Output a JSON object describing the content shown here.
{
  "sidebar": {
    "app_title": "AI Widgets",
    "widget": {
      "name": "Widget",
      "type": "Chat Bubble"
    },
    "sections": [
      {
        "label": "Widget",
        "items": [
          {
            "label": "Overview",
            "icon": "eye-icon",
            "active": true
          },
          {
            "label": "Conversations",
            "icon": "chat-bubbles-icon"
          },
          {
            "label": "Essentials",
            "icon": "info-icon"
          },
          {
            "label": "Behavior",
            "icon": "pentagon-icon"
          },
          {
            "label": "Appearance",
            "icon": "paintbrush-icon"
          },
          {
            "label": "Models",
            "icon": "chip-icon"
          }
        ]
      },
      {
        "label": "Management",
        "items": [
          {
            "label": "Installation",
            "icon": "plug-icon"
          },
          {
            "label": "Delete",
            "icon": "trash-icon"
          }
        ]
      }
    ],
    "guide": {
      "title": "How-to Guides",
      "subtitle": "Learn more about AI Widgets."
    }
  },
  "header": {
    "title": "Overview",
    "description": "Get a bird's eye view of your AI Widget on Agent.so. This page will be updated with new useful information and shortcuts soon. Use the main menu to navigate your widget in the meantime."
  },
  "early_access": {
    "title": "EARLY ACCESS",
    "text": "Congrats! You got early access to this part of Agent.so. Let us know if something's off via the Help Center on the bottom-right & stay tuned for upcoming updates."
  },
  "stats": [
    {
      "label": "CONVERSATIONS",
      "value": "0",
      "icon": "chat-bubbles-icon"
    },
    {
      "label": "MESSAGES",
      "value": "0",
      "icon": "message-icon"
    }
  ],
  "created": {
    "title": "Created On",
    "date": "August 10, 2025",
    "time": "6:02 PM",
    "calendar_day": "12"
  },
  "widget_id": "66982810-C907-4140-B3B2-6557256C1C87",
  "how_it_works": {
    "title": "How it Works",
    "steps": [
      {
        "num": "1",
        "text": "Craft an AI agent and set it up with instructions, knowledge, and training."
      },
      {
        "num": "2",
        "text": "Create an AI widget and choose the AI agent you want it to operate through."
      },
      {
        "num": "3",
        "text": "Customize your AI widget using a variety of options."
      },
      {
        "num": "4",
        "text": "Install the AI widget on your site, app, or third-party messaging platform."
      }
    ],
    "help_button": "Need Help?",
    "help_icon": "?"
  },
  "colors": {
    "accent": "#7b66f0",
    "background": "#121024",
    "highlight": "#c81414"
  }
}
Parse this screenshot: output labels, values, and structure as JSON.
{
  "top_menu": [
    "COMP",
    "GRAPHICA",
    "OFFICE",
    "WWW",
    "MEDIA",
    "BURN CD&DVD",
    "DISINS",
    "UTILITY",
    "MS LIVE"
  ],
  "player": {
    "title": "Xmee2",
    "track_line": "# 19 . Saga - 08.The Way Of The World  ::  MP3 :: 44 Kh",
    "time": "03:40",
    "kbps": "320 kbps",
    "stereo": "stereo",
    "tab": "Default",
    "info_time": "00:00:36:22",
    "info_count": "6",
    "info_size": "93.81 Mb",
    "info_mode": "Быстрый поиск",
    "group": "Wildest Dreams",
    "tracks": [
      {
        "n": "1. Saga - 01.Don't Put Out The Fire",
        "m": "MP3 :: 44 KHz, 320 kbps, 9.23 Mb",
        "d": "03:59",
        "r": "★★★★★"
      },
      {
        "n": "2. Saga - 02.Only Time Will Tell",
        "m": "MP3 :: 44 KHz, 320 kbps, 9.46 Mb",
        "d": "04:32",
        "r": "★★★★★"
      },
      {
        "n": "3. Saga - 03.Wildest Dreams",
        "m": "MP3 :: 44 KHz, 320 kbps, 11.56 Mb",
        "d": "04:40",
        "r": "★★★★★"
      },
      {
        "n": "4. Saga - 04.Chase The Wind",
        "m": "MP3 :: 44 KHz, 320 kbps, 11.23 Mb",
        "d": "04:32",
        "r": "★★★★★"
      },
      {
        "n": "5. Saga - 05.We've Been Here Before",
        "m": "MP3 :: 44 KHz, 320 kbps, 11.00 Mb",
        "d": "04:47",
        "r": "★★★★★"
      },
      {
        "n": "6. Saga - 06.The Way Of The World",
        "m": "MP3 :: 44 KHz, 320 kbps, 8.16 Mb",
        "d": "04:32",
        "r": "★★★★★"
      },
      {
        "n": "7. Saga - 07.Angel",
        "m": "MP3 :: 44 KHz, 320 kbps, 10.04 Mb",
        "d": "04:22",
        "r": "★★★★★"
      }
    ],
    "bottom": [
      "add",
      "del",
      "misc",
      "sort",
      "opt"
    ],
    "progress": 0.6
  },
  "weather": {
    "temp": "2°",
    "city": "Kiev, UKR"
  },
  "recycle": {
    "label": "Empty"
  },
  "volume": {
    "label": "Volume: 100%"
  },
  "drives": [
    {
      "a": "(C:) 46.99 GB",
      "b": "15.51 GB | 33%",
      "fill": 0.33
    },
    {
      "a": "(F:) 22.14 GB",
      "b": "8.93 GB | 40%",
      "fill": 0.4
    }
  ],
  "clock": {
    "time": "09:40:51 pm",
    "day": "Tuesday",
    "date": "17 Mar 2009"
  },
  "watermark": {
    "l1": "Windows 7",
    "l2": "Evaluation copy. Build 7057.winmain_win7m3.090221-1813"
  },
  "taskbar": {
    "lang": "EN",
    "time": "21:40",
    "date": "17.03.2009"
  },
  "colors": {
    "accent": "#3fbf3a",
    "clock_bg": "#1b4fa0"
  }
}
○ ○ ○ ○ ○
Copy out the whole listing exactly as written.

Output a JSON object describing the content shown here.
{
  "sidebar": {
    "app_title": "AI Widgets",
    "widget": {
      "name": "Widget",
      "type": "Chat Bubble"
    },
    "sections": [
      {
        "label": "Widget",
        "items": [
          {
            "label": "Overview",
            "icon": "eye-icon",
            "active": true
          },
          {
            "label": "Conversations",
            "icon": "chat-bubbles-icon"
          },
          {
            "label": "Essentials",
            "icon": "info-icon"
          },
          {
            "label": "Behavior",
            "icon": "pentagon-icon"
          },
          {
            "label": "Appearance",
            "icon": "paintbrush-icon"
          },
          {
            "label": "Models",
            "icon": "chip-icon"
          }
        ]
      },
      {
        "label": "Management",
        "items": [
          {
            "label": "Installation",
            "icon": "plug-icon"
          },
          {
            "label": "Delete",
            "icon": "trash-icon"
          }
        ]
      }
    ],
    "guide": {
      "title": "How-to Guides",
      "subtitle": "Learn more about AI Widgets."
    }
  },
  "header": {
    "title": "Overview",
    "description": "Get a bird's eye view of your AI Widget on Agent.so. This page will be updated with new useful information and shortcuts soon. Use the main menu to navigate your widget in the meantime."
  },
  "early_access": {
    "title": "EARLY ACCESS",
    "text": "Congrats! You got early access to this part of Agent.so. Let us know if something's off via the Help Center on the bottom-right & stay tuned for upcoming updates."
  },
  "stats": [
    {
      "label": "CONVERSATIONS",
      "value": "0",
      "icon": "chat-bubbles-icon"
    },
    {
      "label": "MESSAGES",
      "value": "0",
      "icon": "message-icon"
    }
  ],
  "created": {
    "title": "Created On",
    "date": "August 10, 2025",
    "time": "6:02 PM",
    "calendar_day": "12"
  },
  "widget_id": "66982810-C907-4140-B3B2-6557256C1C87",
  "how_it_works": {
    "title": "How it Works",
    "steps": [
      {
        "num": "1",
        "text": "Craft an AI agent and set it up with instructions, knowledge, and training."
      },
      {
        "num": "2",
        "text": "Create an AI widget and choose the AI agent you want it to operate through."
      },
      {
        "num": "3",
        "text": "Customize your AI widget using a variety of options."
      },
      {
        "num": "4",
        "text": "Install the AI widget on your site, app, or third-party messaging platform."
      }
    ],
    "help_button": "Need Help?",
    "help_icon": "?"
  },
  "colors": {
    "accent": "#7b66f0",
    "background": "#121024",
    "highlight": "#c81414"
  }
}
Parse this screenshot: output labels, values, and structure as JSON.
{
  "top_menu": [
    "COMP",
    "GRAPHICA",
    "OFFICE",
    "WWW",
    "MEDIA",
    "BURN CD&DVD",
    "DISINS",
    "UTILITY",
    "MS LIVE"
  ],
  "player": {
    "title": "Xmee2",
    "track_line": "# 19 . Saga - 08.The Way Of The World  ::  MP3 :: 44 Kh",
    "time": "03:40",
    "kbps": "320 kbps",
    "stereo": "stereo",
    "tab": "Default",
    "info_time": "00:00:36:22",
    "info_count": "6",
    "info_size": "93.81 Mb",
    "info_mode": "Быстрый поиск",
    "group": "Wildest Dreams",
    "tracks": [
      {
        "n": "1. Saga - 01.Don't Put Out The Fire",
        "m": "MP3 :: 44 KHz, 320 kbps, 9.23 Mb",
        "d": "03:59",
        "r": "★★★★★"
      },
      {
        "n": "2. Saga - 02.Only Time Will Tell",
        "m": "MP3 :: 44 KHz, 320 kbps, 9.46 Mb",
        "d": "04:32",
        "r": "★★★★★"
      },
      {
        "n": "3. Saga - 03.Wildest Dreams",
        "m": "MP3 :: 44 KHz, 320 kbps, 11.56 Mb",
        "d": "04:40",
        "r": "★★★★★"
      },
      {
        "n": "4. Saga - 04.Chase The Wind",
        "m": "MP3 :: 44 KHz, 320 kbps, 11.23 Mb",
        "d": "04:32",
        "r": "★★★★★"
      },
      {
        "n": "5. Saga - 05.We've Been Here Before",
        "m": "MP3 :: 44 KHz, 320 kbps, 11.00 Mb",
        "d": "04:47",
        "r": "★★★★★"
      },
      {
        "n": "6. Saga - 06.The Way Of The World",
        "m": "MP3 :: 44 KHz, 320 kbps, 8.16 Mb",
        "d": "04:32",
        "r": "★★★★★"
      },
      {
        "n": "7. Saga - 07.Angel",
        "m": "MP3 :: 44 KHz, 320 kbps, 10.04 Mb",
        "d": "04:22",
        "r": "★★★★★"
      }
    ],
    "bottom": [
      "add",
      "del",
      "misc",
      "sort",
      "opt"
    ],
    "progress": 0.6
  },
  "weather": {
    "temp": "2°",
    "city": "Kiev, UKR"
  },
  "recycle": {
    "label": "Empty"
  },
  "volume": {
    "label": "Volume: 100%"
  },
  "drives": [
    {
      "a": "(C:) 46.99 GB",
      "b": "15.51 GB | 33%",
      "fill": 0.33
    },
    {
      "a": "(F:) 22.14 GB",
      "b": "8.93 GB | 40%",
      "fill": 0.4
    }
  ],
  "clock": {
    "time": "09:40:51 pm",
    "day": "Tuesday",
    "date": "17 Mar 2009"
  },
  "watermark": {
    "l1": "Windows 7",
    "l2": "Evaluation copy. Build 7057.winmain_win7m3.090221-1813"
  },
  "taskbar": {
    "lang": "EN",
    "time": "21:40",
    "date": "17.03.2009"
  },
  "colors": {
    "accent": "#3fbf3a",
    "clock_bg": "#1b4fa0"
  }
}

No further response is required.